> Исходный запрос
Воспроизведите материал дословно, строка за строкой, без каких-либо изменений.

Записи из источника данных
━━━━━━━━━━

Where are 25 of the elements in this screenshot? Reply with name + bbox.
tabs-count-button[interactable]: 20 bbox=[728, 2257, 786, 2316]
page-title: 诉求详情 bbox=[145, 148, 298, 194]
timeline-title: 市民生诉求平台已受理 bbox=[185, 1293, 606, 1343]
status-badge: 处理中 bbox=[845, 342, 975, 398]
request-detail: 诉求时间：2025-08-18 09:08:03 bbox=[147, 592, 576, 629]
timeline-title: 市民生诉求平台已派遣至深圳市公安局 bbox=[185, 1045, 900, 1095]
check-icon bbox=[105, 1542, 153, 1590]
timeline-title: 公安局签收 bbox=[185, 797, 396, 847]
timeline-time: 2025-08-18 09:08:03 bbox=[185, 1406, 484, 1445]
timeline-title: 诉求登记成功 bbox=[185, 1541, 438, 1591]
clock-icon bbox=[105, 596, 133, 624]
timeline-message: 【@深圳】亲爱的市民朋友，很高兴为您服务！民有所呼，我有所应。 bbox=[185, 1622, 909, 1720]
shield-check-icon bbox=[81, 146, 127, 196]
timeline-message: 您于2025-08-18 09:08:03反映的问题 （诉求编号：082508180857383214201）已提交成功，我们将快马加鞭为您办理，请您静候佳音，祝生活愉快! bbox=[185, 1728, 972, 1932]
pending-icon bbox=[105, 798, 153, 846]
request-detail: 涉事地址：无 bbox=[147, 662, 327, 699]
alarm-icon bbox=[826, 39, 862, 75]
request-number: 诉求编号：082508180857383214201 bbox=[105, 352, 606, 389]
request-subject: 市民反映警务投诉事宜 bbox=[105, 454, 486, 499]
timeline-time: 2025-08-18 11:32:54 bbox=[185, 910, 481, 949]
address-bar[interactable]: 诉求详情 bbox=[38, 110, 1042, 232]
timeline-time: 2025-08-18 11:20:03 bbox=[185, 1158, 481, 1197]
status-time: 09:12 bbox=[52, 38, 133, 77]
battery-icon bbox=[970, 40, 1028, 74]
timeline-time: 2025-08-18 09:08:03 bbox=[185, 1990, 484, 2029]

━━━━━━━━━━

> Решение задачи
Where are 25 of the elements in this screenshot? Reply with name + bbox.
tabs-count-button[interactable]: 20 bbox=[728, 2257, 786, 2316]
page-title: 诉求详情 bbox=[145, 148, 298, 194]
timeline-title: 市民生诉求平台已受理 bbox=[185, 1293, 606, 1343]
status-badge: 处理中 bbox=[845, 342, 975, 398]
request-detail: 诉求时间：2025-08-18 09:08:03 bbox=[147, 592, 576, 629]
timeline-title: 市民生诉求平台已派遣至深圳市公安局 bbox=[185, 1045, 900, 1095]
check-icon bbox=[105, 1542, 153, 1590]
timeline-title: 公安局签收 bbox=[185, 797, 396, 847]
timeline-time: 2025-08-18 09:08:03 bbox=[185, 1406, 484, 1445]
timeline-title: 诉求登记成功 bbox=[185, 1541, 438, 1591]
clock-icon bbox=[105, 596, 133, 624]
timeline-message: 【@深圳】亲爱的市民朋友，很高兴为您服务！民有所呼，我有所应。 bbox=[185, 1622, 909, 1720]
shield-check-icon bbox=[81, 146, 127, 196]
timeline-message: 您于2025-08-18 09:08:03反映的问题 （诉求编号：082508180857383214201）已提交成功，我们将快马加鞭为您办理，请您静候佳音，祝生活愉快! bbox=[185, 1728, 972, 1932]
pending-icon bbox=[105, 798, 153, 846]
request-detail: 涉事地址：无 bbox=[147, 662, 327, 699]
alarm-icon bbox=[826, 39, 862, 75]
request-number: 诉求编号：082508180857383214201 bbox=[105, 352, 606, 389]
request-subject: 市民反映警务投诉事宜 bbox=[105, 454, 486, 499]
timeline-time: 2025-08-18 11:32:54 bbox=[185, 910, 481, 949]
address-bar[interactable]: 诉求详情 bbox=[38, 110, 1042, 232]
timeline-time: 2025-08-18 11:20:03 bbox=[185, 1158, 481, 1197]
status-time: 09:12 bbox=[52, 38, 133, 77]
battery-icon bbox=[970, 40, 1028, 74]
timeline-time: 2025-08-18 09:08:03 bbox=[185, 1990, 484, 2029]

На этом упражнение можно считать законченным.